#### WRITTEN PROBLEM
Give an exact transcription of every line, dropping the images.

(Figure record listings)
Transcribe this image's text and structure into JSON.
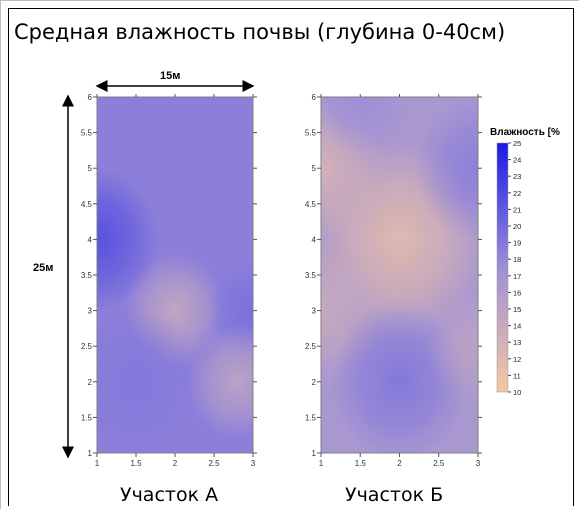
{
  "title": "Средная влажность почвы (глубина 0-40см)",
  "dimensions": {
    "width_label": "15м",
    "height_label": "25м"
  },
  "legend": {
    "title": "Влажность [%",
    "min": 10,
    "max": 25,
    "ticks": [
      "25",
      "24",
      "23",
      "22",
      "21",
      "20",
      "19",
      "18",
      "17",
      "16",
      "15",
      "14",
      "13",
      "12",
      "11",
      "10"
    ],
    "color_low": "#f7c89e",
    "color_mid": "#9d8fd8",
    "color_high": "#1a1ae6"
  },
  "chart_data": [
    {
      "type": "heatmap",
      "title": "Участок А",
      "xlim": [
        1,
        3
      ],
      "ylim": [
        1,
        6
      ],
      "x_ticks": [
        "1",
        "1.5",
        "2",
        "2.5",
        "3"
      ],
      "y_ticks": [
        "1",
        "1.5",
        "2",
        "2.5",
        "3",
        "3.5",
        "4",
        "4.5",
        "5",
        "5.5",
        "6"
      ],
      "background_value": 18.5,
      "hotspots": [
        {
          "x": 1.0,
          "y": 4.0,
          "value": 21.5,
          "r": 0.5
        },
        {
          "x": 2.0,
          "y": 3.0,
          "value": 14.5,
          "r": 0.4
        },
        {
          "x": 3.0,
          "y": 3.0,
          "value": 19.5,
          "r": 0.35
        },
        {
          "x": 2.8,
          "y": 2.0,
          "value": 15.0,
          "r": 0.4
        },
        {
          "x": 1.5,
          "y": 2.0,
          "value": 19.0,
          "r": 0.5
        }
      ]
    },
    {
      "type": "heatmap",
      "title": "Участок Б",
      "xlim": [
        1,
        3
      ],
      "ylim": [
        1,
        6
      ],
      "x_ticks": [
        "1",
        "1.5",
        "2",
        "2.5",
        "3"
      ],
      "y_ticks": [
        "1",
        "1.5",
        "2",
        "2.5",
        "3",
        "3.5",
        "4",
        "4.5",
        "5",
        "5.5",
        "6"
      ],
      "background_value": 16.5,
      "hotspots": [
        {
          "x": 2.0,
          "y": 4.0,
          "value": 12.0,
          "r": 0.7
        },
        {
          "x": 1.0,
          "y": 5.0,
          "value": 13.0,
          "r": 0.5
        },
        {
          "x": 1.0,
          "y": 3.0,
          "value": 14.0,
          "r": 0.5
        },
        {
          "x": 3.0,
          "y": 5.0,
          "value": 18.5,
          "r": 0.5
        },
        {
          "x": 2.0,
          "y": 2.0,
          "value": 19.0,
          "r": 0.55
        },
        {
          "x": 1.5,
          "y": 6.0,
          "value": 17.5,
          "r": 0.4
        },
        {
          "x": 3.0,
          "y": 2.5,
          "value": 15.0,
          "r": 0.4
        }
      ]
    }
  ]
}
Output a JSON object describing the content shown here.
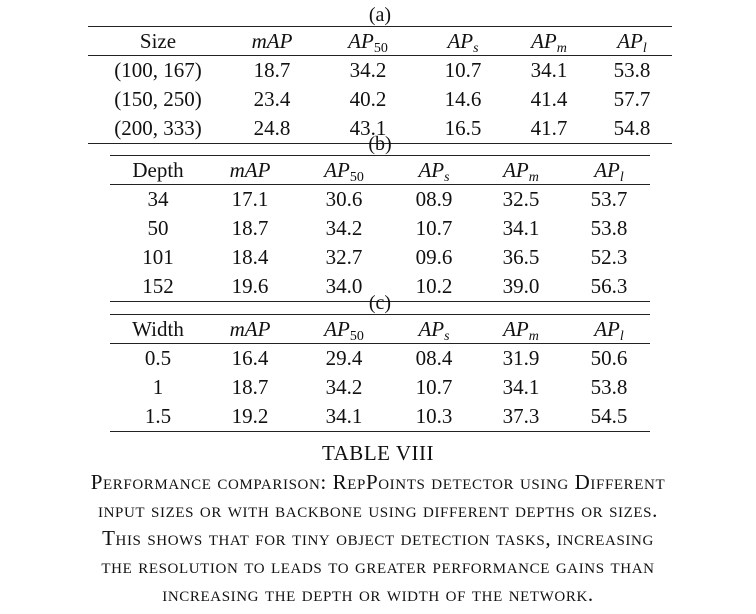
{
  "tables": [
    {
      "tag": "(a)",
      "first_col_header": "Size",
      "metric_headers": [
        {
          "base": "mAP",
          "sub": ""
        },
        {
          "base": "AP",
          "sub": "50"
        },
        {
          "base": "AP",
          "sub": "s"
        },
        {
          "base": "AP",
          "sub": "m"
        },
        {
          "base": "AP",
          "sub": "l"
        }
      ],
      "rows": [
        [
          "(100, 167)",
          "18.7",
          "34.2",
          "10.7",
          "34.1",
          "53.8"
        ],
        [
          "(150, 250)",
          "23.4",
          "40.2",
          "14.6",
          "41.4",
          "57.7"
        ],
        [
          "(200, 333)",
          "24.8",
          "43.1",
          "16.5",
          "41.7",
          "54.8"
        ]
      ]
    },
    {
      "tag": "(b)",
      "first_col_header": "Depth",
      "metric_headers": [
        {
          "base": "mAP",
          "sub": ""
        },
        {
          "base": "AP",
          "sub": "50"
        },
        {
          "base": "AP",
          "sub": "s"
        },
        {
          "base": "AP",
          "sub": "m"
        },
        {
          "base": "AP",
          "sub": "l"
        }
      ],
      "rows": [
        [
          "34",
          "17.1",
          "30.6",
          "08.9",
          "32.5",
          "53.7"
        ],
        [
          "50",
          "18.7",
          "34.2",
          "10.7",
          "34.1",
          "53.8"
        ],
        [
          "101",
          "18.4",
          "32.7",
          "09.6",
          "36.5",
          "52.3"
        ],
        [
          "152",
          "19.6",
          "34.0",
          "10.2",
          "39.0",
          "56.3"
        ]
      ]
    },
    {
      "tag": "(c)",
      "first_col_header": "Width",
      "metric_headers": [
        {
          "base": "mAP",
          "sub": ""
        },
        {
          "base": "AP",
          "sub": "50"
        },
        {
          "base": "AP",
          "sub": "s"
        },
        {
          "base": "AP",
          "sub": "m"
        },
        {
          "base": "AP",
          "sub": "l"
        }
      ],
      "rows": [
        [
          "0.5",
          "16.4",
          "29.4",
          "08.4",
          "31.9",
          "50.6"
        ],
        [
          "1",
          "18.7",
          "34.2",
          "10.7",
          "34.1",
          "53.8"
        ],
        [
          "1.5",
          "19.2",
          "34.1",
          "10.3",
          "37.3",
          "54.5"
        ]
      ]
    }
  ],
  "caption": {
    "title": "TABLE VIII",
    "lines": [
      "Performance comparison: RepPoints detector using Different",
      "input sizes or with backbone using different depths or sizes.",
      "This shows that for tiny object detection tasks, increasing",
      "the resolution to leads to greater performance gains than",
      "increasing the depth or width of the network."
    ]
  }
}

#### OUTPUT FOR THIS TASK
Transcribe this image's text and structure into JSON.
{
  "title": "Средная влажность почвы (глубина 0-40см)",
  "dimensions": {
    "width_label": "15м",
    "height_label": "25м"
  },
  "legend": {
    "title": "Влажность [%",
    "min": 10,
    "max": 25,
    "ticks": [
      "25",
      "24",
      "23",
      "22",
      "21",
      "20",
      "19",
      "18",
      "17",
      "16",
      "15",
      "14",
      "13",
      "12",
      "11",
      "10"
    ],
    "color_low": "#f7c89e",
    "color_mid": "#9d8fd8",
    "color_high": "#1a1ae6"
  },
  "chart_data": [
    {
      "type": "heatmap",
      "title": "Участок А",
      "xlim": [
        1,
        3
      ],
      "ylim": [
        1,
        6
      ],
      "x_ticks": [
        "1",
        "1.5",
        "2",
        "2.5",
        "3"
      ],
      "y_ticks": [
        "1",
        "1.5",
        "2",
        "2.5",
        "3",
        "3.5",
        "4",
        "4.5",
        "5",
        "5.5",
        "6"
      ],
      "background_value": 18.5,
      "hotspots": [
        {
          "x": 1.0,
          "y": 4.0,
          "value": 21.5,
          "r": 0.5
        },
        {
          "x": 2.0,
          "y": 3.0,
          "value": 14.5,
          "r": 0.4
        },
        {
          "x": 3.0,
          "y": 3.0,
          "value": 19.5,
          "r": 0.35
        },
        {
          "x": 2.8,
          "y": 2.0,
          "value": 15.0,
          "r": 0.4
        },
        {
          "x": 1.5,
          "y": 2.0,
          "value": 19.0,
          "r": 0.5
        }
      ]
    },
    {
      "type": "heatmap",
      "title": "Участок Б",
      "xlim": [
        1,
        3
      ],
      "ylim": [
        1,
        6
      ],
      "x_ticks": [
        "1",
        "1.5",
        "2",
        "2.5",
        "3"
      ],
      "y_ticks": [
        "1",
        "1.5",
        "2",
        "2.5",
        "3",
        "3.5",
        "4",
        "4.5",
        "5",
        "5.5",
        "6"
      ],
      "background_value": 16.5,
      "hotspots": [
        {
          "x": 2.0,
          "y": 4.0,
          "value": 12.0,
          "r": 0.7
        },
        {
          "x": 1.0,
          "y": 5.0,
          "value": 13.0,
          "r": 0.5
        },
        {
          "x": 1.0,
          "y": 3.0,
          "value": 14.0,
          "r": 0.5
        },
        {
          "x": 3.0,
          "y": 5.0,
          "value": 18.5,
          "r": 0.5
        },
        {
          "x": 2.0,
          "y": 2.0,
          "value": 19.0,
          "r": 0.55
        },
        {
          "x": 1.5,
          "y": 6.0,
          "value": 17.5,
          "r": 0.4
        },
        {
          "x": 3.0,
          "y": 2.5,
          "value": 15.0,
          "r": 0.4
        }
      ]
    }
  ]
}
Output a JSON object describing the content shown here.
{
  "tables": [
    {
      "tag": "(a)",
      "first_col_header": "Size",
      "metric_headers": [
        {
          "base": "mAP",
          "sub": ""
        },
        {
          "base": "AP",
          "sub": "50"
        },
        {
          "base": "AP",
          "sub": "s"
        },
        {
          "base": "AP",
          "sub": "m"
        },
        {
          "base": "AP",
          "sub": "l"
        }
      ],
      "rows": [
        [
          "(100, 167)",
          "18.7",
          "34.2",
          "10.7",
          "34.1",
          "53.8"
        ],
        [
          "(150, 250)",
          "23.4",
          "40.2",
          "14.6",
          "41.4",
          "57.7"
        ],
        [
          "(200, 333)",
          "24.8",
          "43.1",
          "16.5",
          "41.7",
          "54.8"
        ]
      ]
    },
    {
      "tag": "(b)",
      "first_col_header": "Depth",
      "metric_headers": [
        {
          "base": "mAP",
          "sub": ""
        },
        {
          "base": "AP",
          "sub": "50"
        },
        {
          "base": "AP",
          "sub": "s"
        },
        {
          "base": "AP",
          "sub": "m"
        },
        {
          "base": "AP",
          "sub": "l"
        }
      ],
      "rows": [
        [
          "34",
          "17.1",
          "30.6",
          "08.9",
          "32.5",
          "53.7"
        ],
        [
          "50",
          "18.7",
          "34.2",
          "10.7",
          "34.1",
          "53.8"
        ],
        [
          "101",
          "18.4",
          "32.7",
          "09.6",
          "36.5",
          "52.3"
        ],
        [
          "152",
          "19.6",
          "34.0",
          "10.2",
          "39.0",
          "56.3"
        ]
      ]
    },
    {
      "tag": "(c)",
      "first_col_header": "Width",
      "metric_headers": [
        {
          "base": "mAP",
          "sub": ""
        },
        {
          "base": "AP",
          "sub": "50"
        },
        {
          "base": "AP",
          "sub": "s"
        },
        {
          "base": "AP",
          "sub": "m"
        },
        {
          "base": "AP",
          "sub": "l"
        }
      ],
      "rows": [
        [
          "0.5",
          "16.4",
          "29.4",
          "08.4",
          "31.9",
          "50.6"
        ],
        [
          "1",
          "18.7",
          "34.2",
          "10.7",
          "34.1",
          "53.8"
        ],
        [
          "1.5",
          "19.2",
          "34.1",
          "10.3",
          "37.3",
          "54.5"
        ]
      ]
    }
  ],
  "caption": {
    "title": "TABLE VIII",
    "lines": [
      "Performance comparison: RepPoints detector using Different",
      "input sizes or with backbone using different depths or sizes.",
      "This shows that for tiny object detection tasks, increasing",
      "the resolution to leads to greater performance gains than",
      "increasing the depth or width of the network."
    ]
  }
}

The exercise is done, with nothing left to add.